--- Start of TEXT EXTRACT ---

In a first aspect of the present invention, the prior art need for costly polling of each rasterizer by the control processor (i.e., the graphics processor sub-system) is eliminated. Each rasterizer is herein equipped with a group of bits (1 or more) that are independently controllable within that rasterizer to influence the rendering of a given group of pixels. In one embodiment, there are three bits defined ZBIT, UBIT and RBIT. The ZBIT holds the results of a Z compare operation. The UBIT provides similar function for the utility compare function, while the RBIT is set whenever a pixel is rendered to the screen and is used to determine if any part of an image is drawn. Because the value of the ZBIT is preferably updated only upon receiving an explicit command, the value is modal. Thus, a single Z buffer test can be used to affect (i.e., suppress or allow) the rendering of future pixels. This control over further rendering can be terminated at any time by the sending of an appropriate command.

--- End of TEXT EXTRACT ---
--- Start of DATASET ENTRIES ---

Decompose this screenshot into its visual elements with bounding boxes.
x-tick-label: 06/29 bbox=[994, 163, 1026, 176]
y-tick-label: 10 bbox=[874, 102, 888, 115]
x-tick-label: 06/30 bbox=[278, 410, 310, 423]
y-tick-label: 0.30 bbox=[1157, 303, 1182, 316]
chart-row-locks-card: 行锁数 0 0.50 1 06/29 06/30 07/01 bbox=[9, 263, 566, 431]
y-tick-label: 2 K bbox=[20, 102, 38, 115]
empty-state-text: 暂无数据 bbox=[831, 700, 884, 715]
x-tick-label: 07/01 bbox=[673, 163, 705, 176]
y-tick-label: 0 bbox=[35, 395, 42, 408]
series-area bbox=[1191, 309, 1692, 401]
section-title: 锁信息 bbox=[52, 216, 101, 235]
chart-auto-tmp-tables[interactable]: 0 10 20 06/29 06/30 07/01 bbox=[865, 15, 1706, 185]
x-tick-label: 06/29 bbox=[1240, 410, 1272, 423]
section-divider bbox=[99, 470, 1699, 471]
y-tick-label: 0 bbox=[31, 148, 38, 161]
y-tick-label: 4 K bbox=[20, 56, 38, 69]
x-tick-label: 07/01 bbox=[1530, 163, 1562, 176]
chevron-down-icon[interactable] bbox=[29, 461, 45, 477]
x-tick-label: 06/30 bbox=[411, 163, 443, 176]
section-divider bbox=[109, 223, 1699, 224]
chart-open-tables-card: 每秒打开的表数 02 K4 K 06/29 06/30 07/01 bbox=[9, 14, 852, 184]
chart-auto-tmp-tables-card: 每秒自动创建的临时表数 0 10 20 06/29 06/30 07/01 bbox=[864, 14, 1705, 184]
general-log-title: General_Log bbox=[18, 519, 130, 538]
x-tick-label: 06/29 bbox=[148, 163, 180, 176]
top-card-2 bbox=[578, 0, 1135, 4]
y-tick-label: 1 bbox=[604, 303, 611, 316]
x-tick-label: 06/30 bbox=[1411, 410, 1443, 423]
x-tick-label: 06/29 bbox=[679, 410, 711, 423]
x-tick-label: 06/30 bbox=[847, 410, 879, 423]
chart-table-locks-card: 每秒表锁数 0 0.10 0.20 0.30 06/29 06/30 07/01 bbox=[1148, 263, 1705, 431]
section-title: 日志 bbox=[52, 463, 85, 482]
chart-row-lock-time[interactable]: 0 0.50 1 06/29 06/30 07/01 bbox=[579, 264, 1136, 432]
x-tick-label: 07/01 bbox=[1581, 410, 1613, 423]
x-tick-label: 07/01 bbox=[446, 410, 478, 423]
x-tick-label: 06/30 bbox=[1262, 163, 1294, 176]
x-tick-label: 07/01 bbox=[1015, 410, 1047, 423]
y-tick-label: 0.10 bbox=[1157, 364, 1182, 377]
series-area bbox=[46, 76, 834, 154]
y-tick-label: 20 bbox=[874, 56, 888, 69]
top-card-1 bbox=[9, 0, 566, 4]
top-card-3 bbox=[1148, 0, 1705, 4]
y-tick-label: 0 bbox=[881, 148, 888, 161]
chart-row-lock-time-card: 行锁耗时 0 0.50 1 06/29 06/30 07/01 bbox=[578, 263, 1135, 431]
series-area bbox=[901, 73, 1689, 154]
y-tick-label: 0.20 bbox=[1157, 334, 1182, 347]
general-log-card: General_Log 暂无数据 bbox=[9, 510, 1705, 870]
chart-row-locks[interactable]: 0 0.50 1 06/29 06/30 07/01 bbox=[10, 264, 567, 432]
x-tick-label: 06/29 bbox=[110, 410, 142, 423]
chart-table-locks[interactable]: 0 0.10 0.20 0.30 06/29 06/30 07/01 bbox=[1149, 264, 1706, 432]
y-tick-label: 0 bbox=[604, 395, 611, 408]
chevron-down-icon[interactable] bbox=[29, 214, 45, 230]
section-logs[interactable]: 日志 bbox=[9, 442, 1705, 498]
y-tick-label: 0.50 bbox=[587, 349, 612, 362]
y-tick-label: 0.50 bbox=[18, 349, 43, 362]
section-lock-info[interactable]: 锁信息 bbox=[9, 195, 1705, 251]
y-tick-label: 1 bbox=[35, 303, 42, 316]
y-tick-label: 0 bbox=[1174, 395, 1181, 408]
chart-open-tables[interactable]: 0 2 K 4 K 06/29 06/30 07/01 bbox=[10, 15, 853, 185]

--- End of DATASET ENTRIES ---
--- Start of DATASET ENTRIES ---

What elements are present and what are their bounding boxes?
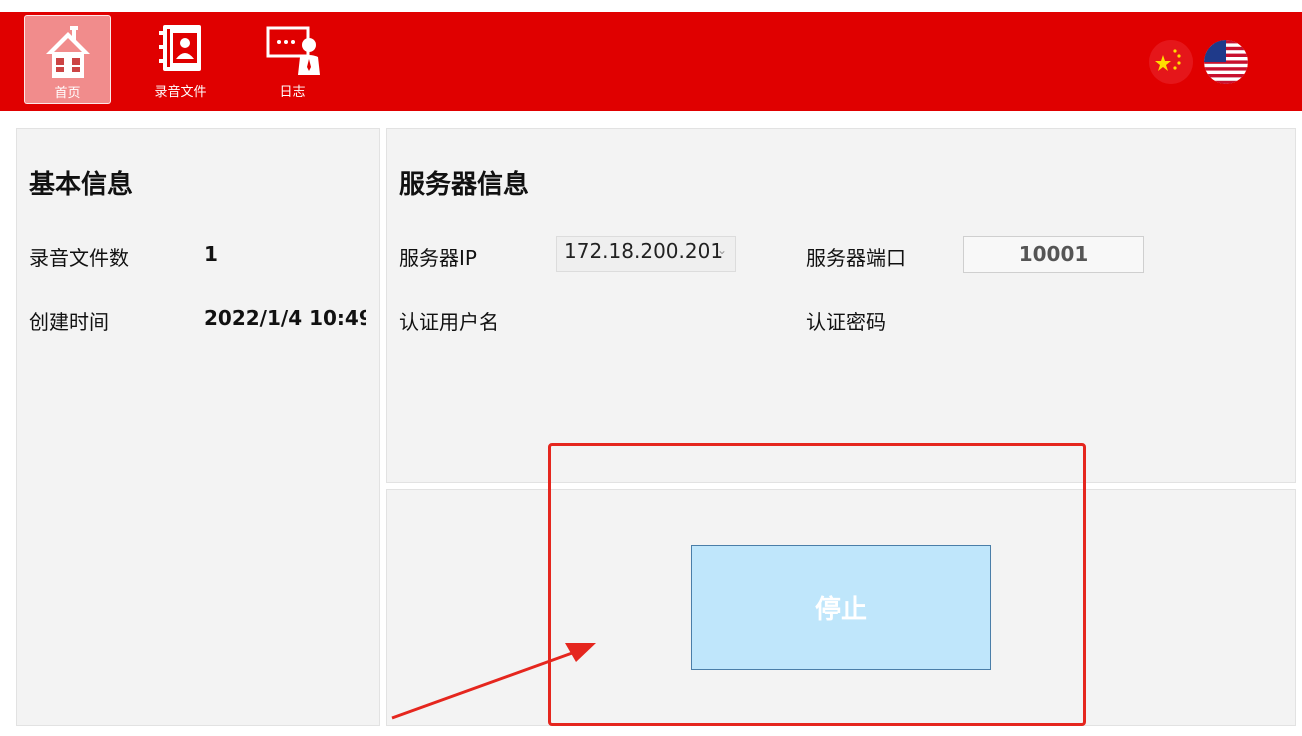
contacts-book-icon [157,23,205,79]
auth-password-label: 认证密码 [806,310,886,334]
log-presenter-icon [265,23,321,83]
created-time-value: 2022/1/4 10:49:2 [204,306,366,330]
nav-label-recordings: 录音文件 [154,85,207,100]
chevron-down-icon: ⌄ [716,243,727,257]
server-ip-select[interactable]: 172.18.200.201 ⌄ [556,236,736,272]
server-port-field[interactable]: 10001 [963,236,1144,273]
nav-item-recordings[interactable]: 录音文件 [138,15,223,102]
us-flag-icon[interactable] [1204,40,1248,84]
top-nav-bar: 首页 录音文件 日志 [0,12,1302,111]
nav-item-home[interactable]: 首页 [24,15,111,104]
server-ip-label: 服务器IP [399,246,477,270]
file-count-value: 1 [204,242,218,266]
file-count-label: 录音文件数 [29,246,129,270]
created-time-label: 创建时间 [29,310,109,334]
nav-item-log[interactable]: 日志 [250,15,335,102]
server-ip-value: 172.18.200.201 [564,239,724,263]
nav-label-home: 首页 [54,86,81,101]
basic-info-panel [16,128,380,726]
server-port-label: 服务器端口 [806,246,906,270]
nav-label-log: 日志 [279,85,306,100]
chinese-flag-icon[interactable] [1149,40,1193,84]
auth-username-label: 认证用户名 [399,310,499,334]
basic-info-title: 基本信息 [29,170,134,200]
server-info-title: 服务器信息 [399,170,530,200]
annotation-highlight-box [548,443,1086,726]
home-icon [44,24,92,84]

--- End of DATASET ENTRIES ---

DO THIS >> In the rasterizer text above, rewrite the paragraph beginning "In a first aspect of the present invention" as a short bulleted list that keeps its main facts.

REPLY TO THE EXERCISE >>
- The control processor no longer has to poll each rasterizer, a costly step in the prior art.
- Each rasterizer has a group of one or more bits that it controls independently to affect how a given group of pixels is rendered.
- In one embodiment there are three such bits:
  - ZBIT holds the result of a Z compare operation.
  - UBIT does the same for the utility compare function.
  - RBIT is set whenever a pixel is rendered to the screen and shows whether any part of an image was drawn.
- ZBIT is preferably updated only on an explicit command, so its value is modal.
- This means a single Z buffer test can suppress or allow the rendering of future pixels.
- Sending the right command ends this control at any time.